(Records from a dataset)

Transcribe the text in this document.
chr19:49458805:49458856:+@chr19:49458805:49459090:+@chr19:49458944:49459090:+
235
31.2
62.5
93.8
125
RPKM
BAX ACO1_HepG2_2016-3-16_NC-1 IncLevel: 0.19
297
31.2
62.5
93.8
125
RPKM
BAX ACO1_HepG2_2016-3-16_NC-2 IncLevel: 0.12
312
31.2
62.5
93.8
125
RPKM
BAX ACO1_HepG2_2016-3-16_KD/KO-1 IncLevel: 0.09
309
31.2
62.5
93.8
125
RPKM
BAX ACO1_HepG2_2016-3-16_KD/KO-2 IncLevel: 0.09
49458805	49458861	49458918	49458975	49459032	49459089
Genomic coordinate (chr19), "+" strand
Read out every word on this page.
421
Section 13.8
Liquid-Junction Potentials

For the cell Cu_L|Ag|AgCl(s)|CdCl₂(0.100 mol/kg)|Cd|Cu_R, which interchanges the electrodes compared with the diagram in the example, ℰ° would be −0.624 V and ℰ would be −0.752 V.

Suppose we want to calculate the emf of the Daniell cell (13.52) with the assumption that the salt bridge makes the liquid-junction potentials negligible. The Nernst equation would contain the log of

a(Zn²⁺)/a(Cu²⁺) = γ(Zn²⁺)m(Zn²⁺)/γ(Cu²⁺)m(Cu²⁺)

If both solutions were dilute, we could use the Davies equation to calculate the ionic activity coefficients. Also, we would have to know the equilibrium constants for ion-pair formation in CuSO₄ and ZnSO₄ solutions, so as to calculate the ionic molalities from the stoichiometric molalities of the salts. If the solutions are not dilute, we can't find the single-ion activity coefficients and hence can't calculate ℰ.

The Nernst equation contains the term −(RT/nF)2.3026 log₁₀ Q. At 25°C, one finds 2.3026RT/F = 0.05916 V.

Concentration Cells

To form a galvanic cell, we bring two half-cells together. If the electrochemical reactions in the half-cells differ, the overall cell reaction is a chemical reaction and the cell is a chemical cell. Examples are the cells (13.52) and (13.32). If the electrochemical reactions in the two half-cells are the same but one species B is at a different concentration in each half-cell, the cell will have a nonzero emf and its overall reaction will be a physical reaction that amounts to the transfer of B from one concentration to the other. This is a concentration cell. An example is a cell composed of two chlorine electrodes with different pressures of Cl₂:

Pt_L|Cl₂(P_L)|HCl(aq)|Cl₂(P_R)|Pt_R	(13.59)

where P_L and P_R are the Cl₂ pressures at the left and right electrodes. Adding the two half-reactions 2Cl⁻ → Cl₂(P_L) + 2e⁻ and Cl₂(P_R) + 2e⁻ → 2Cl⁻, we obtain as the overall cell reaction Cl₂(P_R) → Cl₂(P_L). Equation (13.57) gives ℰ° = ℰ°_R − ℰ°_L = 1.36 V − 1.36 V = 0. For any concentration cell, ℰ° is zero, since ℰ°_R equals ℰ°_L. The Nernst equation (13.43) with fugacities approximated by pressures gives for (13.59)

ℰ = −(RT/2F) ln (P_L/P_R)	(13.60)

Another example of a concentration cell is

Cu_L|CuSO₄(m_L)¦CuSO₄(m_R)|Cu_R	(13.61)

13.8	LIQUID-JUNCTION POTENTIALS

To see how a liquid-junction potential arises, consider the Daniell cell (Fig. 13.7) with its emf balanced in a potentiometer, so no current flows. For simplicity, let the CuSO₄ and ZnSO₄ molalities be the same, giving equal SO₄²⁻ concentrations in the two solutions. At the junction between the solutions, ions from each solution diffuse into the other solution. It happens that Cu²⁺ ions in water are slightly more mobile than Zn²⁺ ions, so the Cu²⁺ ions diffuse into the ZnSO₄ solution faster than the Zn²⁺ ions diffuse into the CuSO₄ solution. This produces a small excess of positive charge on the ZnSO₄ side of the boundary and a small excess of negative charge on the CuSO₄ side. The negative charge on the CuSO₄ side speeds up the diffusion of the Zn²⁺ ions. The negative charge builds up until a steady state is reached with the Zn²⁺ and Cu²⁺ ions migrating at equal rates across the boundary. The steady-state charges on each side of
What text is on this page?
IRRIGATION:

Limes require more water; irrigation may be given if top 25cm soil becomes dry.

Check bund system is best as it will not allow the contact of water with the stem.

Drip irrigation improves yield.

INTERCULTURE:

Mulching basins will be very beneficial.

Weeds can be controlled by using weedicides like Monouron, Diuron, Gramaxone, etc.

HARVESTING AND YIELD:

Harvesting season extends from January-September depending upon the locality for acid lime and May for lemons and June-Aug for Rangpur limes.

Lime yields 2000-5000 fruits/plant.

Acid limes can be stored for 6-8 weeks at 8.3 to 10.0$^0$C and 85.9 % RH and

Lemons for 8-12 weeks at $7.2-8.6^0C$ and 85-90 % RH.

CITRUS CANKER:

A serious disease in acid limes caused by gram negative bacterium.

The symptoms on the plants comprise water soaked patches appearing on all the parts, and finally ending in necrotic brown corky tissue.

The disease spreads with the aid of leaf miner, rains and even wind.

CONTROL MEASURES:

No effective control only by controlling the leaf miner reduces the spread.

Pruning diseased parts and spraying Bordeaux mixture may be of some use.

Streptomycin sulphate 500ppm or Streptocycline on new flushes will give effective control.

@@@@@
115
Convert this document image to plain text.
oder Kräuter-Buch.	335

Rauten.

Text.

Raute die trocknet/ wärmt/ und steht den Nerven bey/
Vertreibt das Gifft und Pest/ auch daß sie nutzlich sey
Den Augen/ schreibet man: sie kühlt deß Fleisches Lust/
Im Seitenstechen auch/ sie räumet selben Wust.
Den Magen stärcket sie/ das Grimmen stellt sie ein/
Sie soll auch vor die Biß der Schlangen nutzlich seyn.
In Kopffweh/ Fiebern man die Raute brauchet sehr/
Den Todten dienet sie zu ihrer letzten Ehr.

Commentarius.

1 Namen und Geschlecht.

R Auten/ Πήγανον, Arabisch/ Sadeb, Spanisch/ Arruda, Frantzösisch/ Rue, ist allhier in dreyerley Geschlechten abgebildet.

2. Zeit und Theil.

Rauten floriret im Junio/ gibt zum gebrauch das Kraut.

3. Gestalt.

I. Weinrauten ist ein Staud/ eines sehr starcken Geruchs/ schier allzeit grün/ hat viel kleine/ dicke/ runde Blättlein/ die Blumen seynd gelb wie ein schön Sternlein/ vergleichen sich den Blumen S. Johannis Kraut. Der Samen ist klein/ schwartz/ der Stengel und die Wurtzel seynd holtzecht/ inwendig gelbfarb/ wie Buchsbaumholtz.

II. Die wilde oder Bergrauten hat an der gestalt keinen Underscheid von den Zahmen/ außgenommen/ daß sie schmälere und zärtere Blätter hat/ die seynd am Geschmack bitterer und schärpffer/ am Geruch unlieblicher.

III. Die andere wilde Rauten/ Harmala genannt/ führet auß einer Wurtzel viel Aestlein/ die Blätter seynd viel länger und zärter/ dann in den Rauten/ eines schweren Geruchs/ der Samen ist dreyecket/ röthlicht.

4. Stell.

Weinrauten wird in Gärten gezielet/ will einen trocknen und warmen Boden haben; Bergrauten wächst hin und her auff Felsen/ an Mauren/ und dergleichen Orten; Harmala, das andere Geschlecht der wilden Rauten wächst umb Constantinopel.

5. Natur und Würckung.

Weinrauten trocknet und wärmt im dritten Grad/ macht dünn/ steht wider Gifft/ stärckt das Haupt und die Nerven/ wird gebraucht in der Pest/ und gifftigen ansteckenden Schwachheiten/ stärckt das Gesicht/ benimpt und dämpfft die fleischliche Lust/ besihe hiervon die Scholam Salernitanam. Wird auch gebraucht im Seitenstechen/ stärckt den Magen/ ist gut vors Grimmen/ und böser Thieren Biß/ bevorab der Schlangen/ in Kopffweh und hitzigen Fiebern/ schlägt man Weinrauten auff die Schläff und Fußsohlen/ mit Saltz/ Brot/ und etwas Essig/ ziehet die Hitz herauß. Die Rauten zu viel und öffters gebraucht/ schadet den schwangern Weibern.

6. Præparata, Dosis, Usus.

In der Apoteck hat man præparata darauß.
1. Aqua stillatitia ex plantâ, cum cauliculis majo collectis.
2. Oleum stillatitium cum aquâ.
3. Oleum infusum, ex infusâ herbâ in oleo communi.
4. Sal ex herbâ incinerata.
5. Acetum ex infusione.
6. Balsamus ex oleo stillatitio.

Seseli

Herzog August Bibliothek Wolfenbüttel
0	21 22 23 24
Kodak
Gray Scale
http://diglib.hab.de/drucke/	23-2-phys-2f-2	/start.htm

> [WHAT IS REQUIRED] If a line in the entries above contains the word "nutzlich", copy it.

> [RESULT OF THE EXERCISE]
Vertreibt das Gifft und Pest/ auch daß sie nutzlich sey
Sie soll auch vor die Biß der Schlangen nutzlich seyn.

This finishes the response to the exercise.